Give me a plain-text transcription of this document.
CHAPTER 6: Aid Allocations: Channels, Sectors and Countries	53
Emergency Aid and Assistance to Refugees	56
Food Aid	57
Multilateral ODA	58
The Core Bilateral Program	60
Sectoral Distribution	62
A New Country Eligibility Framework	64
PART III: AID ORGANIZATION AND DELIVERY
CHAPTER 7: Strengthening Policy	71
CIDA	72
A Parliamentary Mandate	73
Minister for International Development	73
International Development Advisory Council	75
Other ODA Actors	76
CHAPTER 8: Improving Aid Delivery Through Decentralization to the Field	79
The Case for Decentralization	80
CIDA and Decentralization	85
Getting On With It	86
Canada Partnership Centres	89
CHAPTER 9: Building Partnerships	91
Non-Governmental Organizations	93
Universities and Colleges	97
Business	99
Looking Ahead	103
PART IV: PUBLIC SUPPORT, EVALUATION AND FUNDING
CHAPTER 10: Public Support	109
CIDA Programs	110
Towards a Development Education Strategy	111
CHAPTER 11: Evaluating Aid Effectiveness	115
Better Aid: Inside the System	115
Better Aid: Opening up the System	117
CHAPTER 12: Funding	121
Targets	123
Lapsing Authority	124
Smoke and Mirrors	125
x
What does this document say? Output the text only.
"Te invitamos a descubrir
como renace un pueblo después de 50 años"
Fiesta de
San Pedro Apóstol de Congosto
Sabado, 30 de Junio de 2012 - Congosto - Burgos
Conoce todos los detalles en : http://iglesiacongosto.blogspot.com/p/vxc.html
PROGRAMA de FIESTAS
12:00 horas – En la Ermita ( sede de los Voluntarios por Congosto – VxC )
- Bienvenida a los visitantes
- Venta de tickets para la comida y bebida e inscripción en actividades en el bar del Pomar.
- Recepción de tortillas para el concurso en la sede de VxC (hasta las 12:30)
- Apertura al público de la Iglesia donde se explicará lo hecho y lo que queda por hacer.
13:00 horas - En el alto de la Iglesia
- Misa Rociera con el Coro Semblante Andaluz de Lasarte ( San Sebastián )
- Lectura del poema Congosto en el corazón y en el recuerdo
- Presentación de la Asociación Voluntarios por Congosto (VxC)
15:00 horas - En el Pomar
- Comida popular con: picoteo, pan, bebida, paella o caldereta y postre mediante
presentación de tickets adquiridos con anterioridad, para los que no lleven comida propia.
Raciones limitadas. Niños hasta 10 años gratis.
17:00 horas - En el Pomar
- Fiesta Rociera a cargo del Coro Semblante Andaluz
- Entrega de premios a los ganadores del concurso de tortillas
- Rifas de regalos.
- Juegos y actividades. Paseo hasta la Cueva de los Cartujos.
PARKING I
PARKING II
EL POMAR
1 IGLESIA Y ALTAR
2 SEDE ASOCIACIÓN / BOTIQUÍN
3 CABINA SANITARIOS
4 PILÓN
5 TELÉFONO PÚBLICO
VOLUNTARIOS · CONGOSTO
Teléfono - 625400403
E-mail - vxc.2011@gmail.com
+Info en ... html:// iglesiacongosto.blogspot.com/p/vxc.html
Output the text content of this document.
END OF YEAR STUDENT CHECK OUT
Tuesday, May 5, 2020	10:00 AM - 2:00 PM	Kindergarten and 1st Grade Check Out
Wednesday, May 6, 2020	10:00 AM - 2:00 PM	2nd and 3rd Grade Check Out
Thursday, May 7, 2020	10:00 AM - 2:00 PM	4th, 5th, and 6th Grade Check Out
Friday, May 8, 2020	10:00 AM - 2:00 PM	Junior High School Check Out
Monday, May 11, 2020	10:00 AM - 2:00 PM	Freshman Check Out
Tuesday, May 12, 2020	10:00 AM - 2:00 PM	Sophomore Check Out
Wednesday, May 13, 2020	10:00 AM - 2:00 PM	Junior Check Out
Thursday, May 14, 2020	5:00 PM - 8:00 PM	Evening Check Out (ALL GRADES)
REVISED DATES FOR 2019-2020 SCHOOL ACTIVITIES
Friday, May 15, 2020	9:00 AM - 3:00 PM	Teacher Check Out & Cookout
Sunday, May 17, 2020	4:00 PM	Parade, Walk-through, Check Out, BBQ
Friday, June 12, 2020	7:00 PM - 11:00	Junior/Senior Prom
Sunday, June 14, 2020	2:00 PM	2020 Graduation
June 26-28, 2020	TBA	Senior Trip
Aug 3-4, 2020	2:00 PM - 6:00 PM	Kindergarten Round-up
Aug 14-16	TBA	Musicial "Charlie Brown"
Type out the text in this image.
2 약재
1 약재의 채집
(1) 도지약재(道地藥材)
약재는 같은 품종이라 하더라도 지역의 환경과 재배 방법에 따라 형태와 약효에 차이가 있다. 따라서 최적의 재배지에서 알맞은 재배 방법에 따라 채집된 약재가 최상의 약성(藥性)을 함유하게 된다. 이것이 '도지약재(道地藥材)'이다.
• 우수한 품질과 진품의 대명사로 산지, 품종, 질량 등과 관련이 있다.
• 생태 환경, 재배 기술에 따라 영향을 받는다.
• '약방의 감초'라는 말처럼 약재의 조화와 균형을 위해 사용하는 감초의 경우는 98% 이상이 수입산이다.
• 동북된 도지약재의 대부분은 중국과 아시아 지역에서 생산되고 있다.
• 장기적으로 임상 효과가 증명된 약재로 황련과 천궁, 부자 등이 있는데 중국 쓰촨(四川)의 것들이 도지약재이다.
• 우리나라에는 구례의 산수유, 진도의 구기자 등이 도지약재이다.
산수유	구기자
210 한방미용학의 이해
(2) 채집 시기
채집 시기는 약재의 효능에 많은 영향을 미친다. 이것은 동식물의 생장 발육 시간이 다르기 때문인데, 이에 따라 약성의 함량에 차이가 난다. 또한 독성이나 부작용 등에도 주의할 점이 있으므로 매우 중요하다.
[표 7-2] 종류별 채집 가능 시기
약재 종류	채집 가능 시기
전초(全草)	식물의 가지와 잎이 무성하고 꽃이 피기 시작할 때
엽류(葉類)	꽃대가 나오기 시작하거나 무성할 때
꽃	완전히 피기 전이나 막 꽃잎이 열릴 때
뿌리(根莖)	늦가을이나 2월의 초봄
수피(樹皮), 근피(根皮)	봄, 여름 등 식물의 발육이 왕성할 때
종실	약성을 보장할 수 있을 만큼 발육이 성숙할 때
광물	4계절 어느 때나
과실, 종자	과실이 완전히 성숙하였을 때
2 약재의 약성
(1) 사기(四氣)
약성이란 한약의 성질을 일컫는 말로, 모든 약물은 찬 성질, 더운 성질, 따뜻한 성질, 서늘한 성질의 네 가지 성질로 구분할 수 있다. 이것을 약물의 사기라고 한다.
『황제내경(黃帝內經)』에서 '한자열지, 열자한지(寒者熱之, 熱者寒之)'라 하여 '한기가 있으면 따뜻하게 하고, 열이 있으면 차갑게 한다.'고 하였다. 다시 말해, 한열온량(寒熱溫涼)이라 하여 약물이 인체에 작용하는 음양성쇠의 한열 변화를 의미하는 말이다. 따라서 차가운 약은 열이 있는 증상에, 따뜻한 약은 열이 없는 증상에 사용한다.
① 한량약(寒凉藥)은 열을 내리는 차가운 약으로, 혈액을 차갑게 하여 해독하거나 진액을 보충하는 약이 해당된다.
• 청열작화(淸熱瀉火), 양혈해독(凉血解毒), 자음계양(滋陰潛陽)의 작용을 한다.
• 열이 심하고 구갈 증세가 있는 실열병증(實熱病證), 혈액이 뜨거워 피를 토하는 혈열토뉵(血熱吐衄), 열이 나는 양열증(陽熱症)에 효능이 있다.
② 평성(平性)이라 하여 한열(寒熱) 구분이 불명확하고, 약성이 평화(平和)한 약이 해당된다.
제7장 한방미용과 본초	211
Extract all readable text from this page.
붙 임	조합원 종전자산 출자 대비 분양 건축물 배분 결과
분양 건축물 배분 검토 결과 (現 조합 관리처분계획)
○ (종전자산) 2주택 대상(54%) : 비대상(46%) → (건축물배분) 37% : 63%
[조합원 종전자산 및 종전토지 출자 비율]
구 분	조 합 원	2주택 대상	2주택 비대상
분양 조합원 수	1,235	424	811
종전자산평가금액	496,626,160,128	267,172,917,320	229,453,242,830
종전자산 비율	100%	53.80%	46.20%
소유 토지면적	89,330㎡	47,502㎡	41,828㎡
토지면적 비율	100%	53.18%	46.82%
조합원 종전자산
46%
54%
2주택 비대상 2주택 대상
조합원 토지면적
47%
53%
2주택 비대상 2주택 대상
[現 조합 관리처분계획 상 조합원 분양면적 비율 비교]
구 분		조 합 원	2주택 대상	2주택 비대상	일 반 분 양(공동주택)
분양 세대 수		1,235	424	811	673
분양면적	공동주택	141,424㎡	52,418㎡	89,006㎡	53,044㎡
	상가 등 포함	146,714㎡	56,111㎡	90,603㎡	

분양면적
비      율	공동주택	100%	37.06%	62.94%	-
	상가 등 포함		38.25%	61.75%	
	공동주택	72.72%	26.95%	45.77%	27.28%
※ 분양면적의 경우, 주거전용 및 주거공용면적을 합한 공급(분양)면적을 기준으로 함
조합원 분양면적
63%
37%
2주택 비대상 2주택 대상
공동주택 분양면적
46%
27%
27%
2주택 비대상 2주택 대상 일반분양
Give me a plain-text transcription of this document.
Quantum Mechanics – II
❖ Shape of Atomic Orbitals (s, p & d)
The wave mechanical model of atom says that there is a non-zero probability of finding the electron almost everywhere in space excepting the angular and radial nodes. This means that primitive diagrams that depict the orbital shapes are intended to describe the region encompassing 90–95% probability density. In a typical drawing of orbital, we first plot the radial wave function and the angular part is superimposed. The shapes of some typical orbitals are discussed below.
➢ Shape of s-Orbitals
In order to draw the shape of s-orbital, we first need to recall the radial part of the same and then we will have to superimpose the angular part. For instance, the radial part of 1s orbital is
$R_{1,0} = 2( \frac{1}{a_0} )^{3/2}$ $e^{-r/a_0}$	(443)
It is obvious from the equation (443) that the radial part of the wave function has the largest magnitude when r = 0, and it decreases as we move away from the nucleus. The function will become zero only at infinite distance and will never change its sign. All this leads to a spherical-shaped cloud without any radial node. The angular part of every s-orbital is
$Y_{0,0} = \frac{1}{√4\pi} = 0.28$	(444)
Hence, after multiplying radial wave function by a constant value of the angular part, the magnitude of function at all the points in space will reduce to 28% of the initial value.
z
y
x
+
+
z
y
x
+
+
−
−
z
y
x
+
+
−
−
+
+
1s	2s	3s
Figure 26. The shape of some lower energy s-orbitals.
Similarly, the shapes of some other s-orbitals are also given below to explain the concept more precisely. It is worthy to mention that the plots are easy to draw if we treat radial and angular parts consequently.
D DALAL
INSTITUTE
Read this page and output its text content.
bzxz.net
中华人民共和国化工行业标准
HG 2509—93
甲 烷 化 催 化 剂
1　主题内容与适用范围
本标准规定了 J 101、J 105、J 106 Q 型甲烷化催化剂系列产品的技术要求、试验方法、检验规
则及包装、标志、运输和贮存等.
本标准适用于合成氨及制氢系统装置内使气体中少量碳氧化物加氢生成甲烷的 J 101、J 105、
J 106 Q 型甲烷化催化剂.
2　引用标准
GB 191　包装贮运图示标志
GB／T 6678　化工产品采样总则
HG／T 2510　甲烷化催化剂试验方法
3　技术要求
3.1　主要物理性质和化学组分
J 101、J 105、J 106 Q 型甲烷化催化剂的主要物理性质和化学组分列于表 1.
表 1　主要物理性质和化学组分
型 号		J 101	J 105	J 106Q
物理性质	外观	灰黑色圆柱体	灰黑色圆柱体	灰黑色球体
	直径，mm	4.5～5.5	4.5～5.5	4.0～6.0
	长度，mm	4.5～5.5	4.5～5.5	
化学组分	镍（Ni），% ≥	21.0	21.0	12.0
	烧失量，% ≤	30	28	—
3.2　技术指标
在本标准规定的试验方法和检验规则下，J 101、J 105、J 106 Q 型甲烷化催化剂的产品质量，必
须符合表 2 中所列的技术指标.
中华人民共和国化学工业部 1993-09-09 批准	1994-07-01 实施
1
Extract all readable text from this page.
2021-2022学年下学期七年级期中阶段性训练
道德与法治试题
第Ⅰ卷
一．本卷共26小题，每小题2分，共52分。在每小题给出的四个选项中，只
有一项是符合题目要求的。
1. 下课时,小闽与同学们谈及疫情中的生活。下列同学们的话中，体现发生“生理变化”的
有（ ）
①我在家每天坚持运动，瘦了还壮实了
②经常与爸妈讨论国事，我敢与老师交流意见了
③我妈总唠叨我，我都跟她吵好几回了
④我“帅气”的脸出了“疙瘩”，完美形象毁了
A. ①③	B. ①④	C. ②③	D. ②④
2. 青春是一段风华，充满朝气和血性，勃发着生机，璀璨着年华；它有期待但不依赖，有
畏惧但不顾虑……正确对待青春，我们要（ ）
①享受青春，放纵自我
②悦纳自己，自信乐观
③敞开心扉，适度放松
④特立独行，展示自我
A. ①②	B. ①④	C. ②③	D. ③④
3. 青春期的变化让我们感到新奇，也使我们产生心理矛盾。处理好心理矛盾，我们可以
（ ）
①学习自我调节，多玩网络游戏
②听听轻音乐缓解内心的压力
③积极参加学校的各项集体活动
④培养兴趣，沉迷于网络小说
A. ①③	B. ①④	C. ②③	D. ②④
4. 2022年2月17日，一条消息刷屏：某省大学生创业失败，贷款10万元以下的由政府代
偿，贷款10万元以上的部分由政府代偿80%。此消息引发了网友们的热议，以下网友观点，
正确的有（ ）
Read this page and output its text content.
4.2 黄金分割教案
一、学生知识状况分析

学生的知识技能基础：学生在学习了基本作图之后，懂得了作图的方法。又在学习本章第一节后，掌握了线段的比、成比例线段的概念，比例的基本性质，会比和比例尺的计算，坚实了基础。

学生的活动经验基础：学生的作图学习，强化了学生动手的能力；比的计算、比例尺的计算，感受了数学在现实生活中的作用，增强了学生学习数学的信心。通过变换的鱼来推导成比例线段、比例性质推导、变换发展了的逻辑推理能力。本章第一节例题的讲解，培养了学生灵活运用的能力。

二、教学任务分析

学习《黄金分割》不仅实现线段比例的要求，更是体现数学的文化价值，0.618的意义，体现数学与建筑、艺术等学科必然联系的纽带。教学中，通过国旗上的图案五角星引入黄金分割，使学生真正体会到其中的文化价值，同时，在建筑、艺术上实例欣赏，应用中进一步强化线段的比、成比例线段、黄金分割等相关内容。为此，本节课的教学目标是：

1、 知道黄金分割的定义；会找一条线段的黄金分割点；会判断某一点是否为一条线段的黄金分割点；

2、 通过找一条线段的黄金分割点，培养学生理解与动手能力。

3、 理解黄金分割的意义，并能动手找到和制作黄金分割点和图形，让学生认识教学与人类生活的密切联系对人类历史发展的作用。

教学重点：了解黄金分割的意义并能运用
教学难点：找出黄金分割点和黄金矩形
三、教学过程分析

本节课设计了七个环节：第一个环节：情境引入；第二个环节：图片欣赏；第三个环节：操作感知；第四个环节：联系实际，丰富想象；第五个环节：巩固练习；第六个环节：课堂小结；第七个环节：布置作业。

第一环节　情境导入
====
◆ **OBJECTIVE**
Report how many lines in the entries hold the string "html". Nothing but the number is wanted.

◆ **RESULT OF THIS TASK**
2